# start of Given records

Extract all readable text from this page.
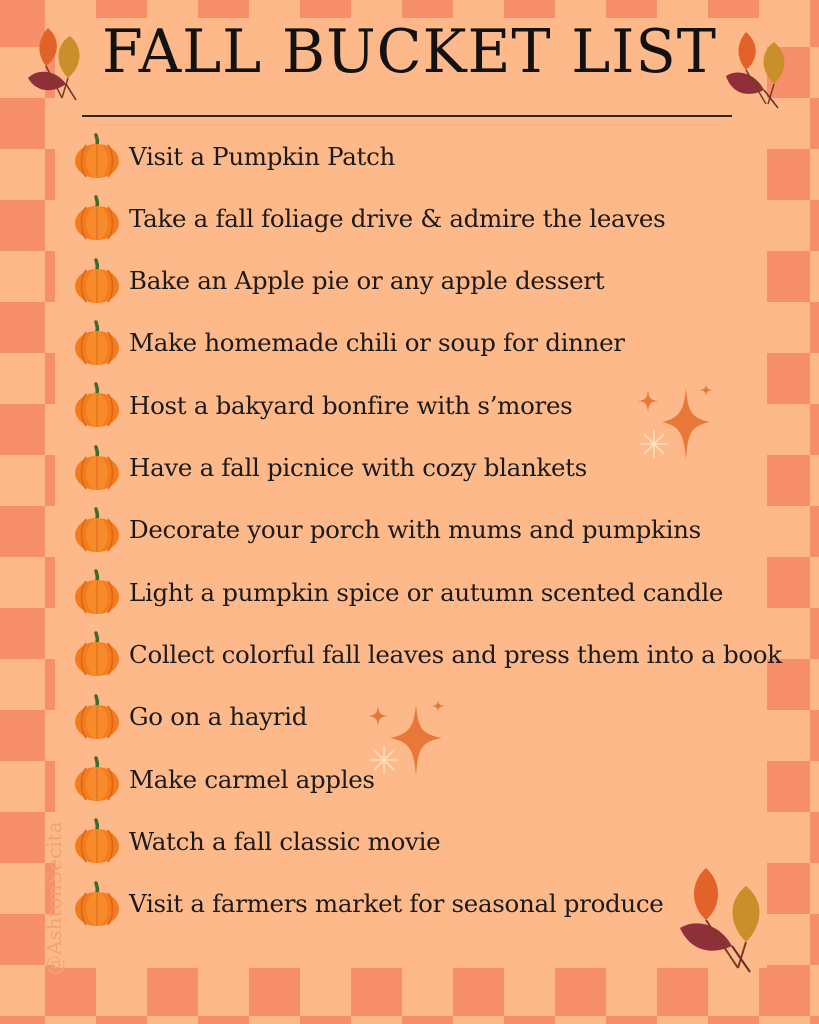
FALL BUCKET LIST
Visit a Pumpkin Patch
Take a fall foliage drive & admire the leaves
Bake an Apple pie or any apple dessert
Make homemade chili or soup for dinner
Host a bakyard bonfire with s’mores
Have a fall picnice with cozy blankets
Decorate your porch with mums and pumpkins
Light a pumpkin spice or autumn scented candle
Collect colorful fall leaves and press them into a book
Go on a hayrid
Make carmel apples
Watch a fall classic movie
Visit a farmers market for seasonal produce
@AshtonSecita
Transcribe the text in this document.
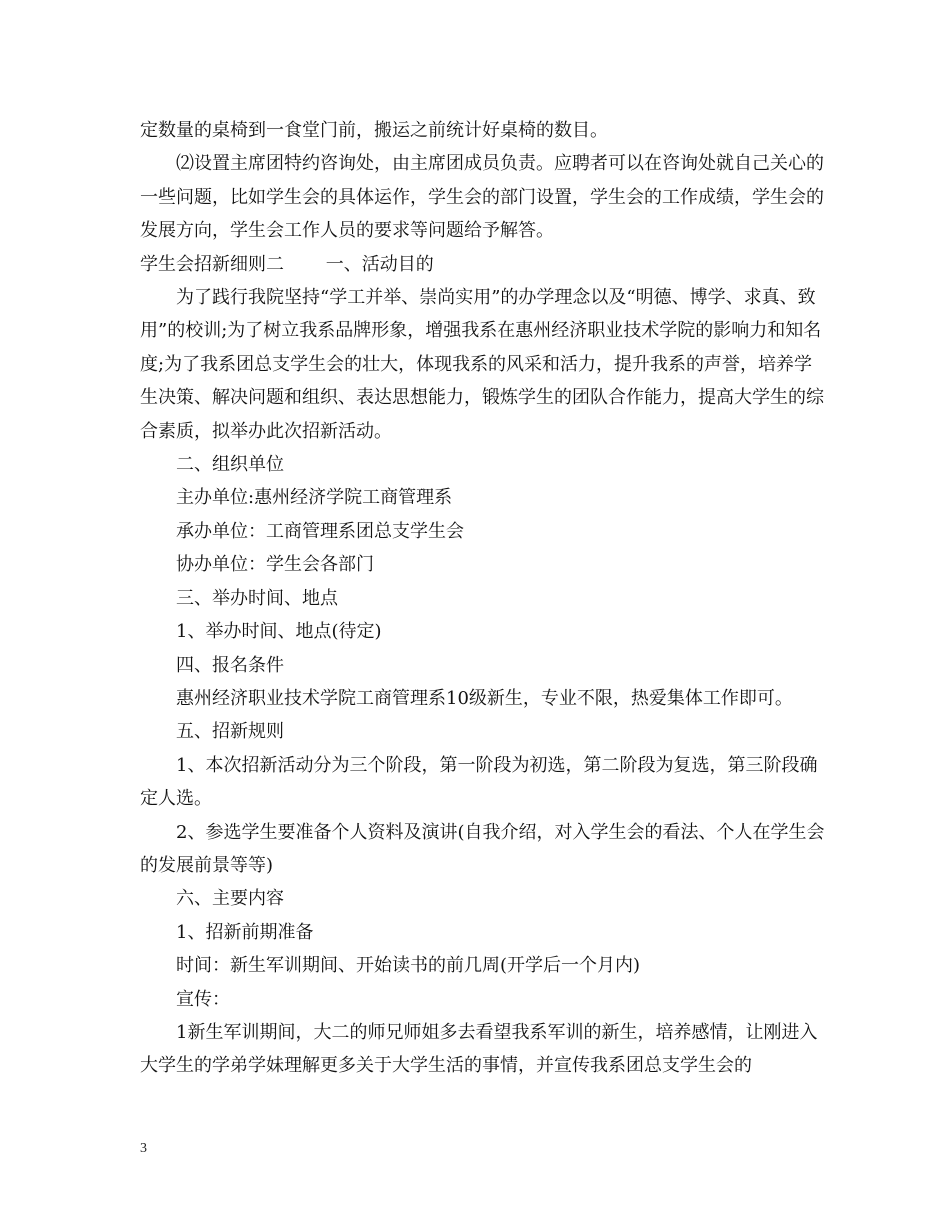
定数量的桌椅到一食堂门前，搬运之前统计好桌椅的数目。

⑵设置主席团特约咨询处，由主席团成员负责。应聘者可以在咨询处就自己关心的一些问题，比如学生会的具体运作，学生会的部门设置，学生会的工作成绩，学生会的发展方向，学生会工作人员的要求等问题给予解答。

学生会招新细则二　　 一、活动目的

为了践行我院坚持“学工并举、崇尚实用”的办学理念以及“明德、博学、求真、致用”的校训;为了树立我系品牌形象，增强我系在惠州经济职业技术学院的影响力和知名度;为了我系团总支学生会的壮大，体现我系的风采和活力，提升我系的声誉，培养学生决策、解决问题和组织、表达思想能力，锻炼学生的团队合作能力，提高大学生的综合素质，拟举办此次招新活动。

二、组织单位

主办单位:惠州经济学院工商管理系

承办单位：工商管理系团总支学生会

协办单位：学生会各部门

三、举办时间、地点

1、举办时间、地点(待定)

四、报名条件

惠州经济职业技术学院工商管理系10级新生，专业不限，热爱集体工作即可。

五、招新规则

1、本次招新活动分为三个阶段，第一阶段为初选，第二阶段为复选，第三阶段确定人选。

2、参选学生要准备个人资料及演讲(自我介绍，对入学生会的看法、个人在学生会的发展前景等等)

六、主要内容

1、招新前期准备

时间：新生军训期间、开始读书的前几周(开学后一个月内)

宣传：

1新生军训期间，大二的师兄师姐多去看望我系军训的新生，培养感情，让刚进入大学生的学弟学妹理解更多关于大学生活的事情，并宣传我系团总支学生会的

3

# end of Given records

Your task: Only lines with "Make" are wanted here; list each of them.

Final result:
Make homemade chili or soup for dinner
Make carmel apples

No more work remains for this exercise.